Stated problem | Pick out each line in these entries that contains the string "screenshot".
......
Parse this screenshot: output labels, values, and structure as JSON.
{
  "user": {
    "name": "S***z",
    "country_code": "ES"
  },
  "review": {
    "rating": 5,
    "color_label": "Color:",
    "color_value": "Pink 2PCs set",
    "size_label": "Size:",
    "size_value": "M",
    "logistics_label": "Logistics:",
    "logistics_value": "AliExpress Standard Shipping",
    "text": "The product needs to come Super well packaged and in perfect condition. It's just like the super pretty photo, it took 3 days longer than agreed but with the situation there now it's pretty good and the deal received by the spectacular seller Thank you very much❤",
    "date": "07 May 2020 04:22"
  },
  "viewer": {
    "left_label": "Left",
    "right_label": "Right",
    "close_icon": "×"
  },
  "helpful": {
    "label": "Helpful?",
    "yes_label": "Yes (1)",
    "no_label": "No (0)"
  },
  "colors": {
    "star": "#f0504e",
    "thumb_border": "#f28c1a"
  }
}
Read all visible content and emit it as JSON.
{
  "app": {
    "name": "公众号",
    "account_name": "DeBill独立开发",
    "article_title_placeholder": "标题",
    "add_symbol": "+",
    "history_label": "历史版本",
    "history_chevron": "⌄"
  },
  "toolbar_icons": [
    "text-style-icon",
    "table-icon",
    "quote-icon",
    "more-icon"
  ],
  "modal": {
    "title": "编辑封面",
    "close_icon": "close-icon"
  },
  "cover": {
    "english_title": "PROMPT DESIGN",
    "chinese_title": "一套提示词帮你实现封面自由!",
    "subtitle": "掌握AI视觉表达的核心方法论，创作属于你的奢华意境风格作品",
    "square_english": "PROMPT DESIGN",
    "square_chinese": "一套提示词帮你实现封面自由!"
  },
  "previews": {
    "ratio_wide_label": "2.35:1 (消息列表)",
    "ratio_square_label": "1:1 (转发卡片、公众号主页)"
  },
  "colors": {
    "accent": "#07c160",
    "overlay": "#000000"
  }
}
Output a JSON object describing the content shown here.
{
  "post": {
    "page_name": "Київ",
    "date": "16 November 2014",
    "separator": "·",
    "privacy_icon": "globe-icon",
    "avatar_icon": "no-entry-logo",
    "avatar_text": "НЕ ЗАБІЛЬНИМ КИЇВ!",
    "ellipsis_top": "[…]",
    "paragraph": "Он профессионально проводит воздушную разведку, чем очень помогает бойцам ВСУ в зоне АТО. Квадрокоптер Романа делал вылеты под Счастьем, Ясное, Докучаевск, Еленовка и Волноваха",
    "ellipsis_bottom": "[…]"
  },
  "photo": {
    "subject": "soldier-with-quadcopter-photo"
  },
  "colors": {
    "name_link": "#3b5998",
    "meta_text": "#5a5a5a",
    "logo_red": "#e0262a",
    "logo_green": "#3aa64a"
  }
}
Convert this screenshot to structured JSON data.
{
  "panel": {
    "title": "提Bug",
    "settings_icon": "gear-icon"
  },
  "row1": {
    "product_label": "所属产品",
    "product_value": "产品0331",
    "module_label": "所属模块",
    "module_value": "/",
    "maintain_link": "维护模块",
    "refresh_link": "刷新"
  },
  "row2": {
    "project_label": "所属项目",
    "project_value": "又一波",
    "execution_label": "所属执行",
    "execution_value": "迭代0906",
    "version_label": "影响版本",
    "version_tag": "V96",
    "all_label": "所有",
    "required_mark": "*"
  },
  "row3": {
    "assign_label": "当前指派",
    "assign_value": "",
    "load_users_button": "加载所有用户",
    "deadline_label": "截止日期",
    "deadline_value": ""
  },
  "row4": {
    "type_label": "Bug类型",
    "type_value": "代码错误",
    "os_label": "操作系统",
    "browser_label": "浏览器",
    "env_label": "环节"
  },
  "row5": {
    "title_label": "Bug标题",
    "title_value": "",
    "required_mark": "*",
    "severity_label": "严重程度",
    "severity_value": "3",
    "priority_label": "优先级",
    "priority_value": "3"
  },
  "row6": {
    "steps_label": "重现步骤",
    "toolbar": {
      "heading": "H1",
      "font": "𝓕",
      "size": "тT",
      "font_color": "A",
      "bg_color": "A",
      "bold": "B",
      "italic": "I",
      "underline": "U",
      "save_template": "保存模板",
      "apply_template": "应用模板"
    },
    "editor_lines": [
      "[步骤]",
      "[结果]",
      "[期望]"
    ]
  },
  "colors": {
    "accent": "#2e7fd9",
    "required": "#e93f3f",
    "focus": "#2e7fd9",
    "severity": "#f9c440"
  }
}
......
Problem solution |
Parse this screenshot: output labels, values, and structure as JSON.
Convert this screenshot to structured JSON data.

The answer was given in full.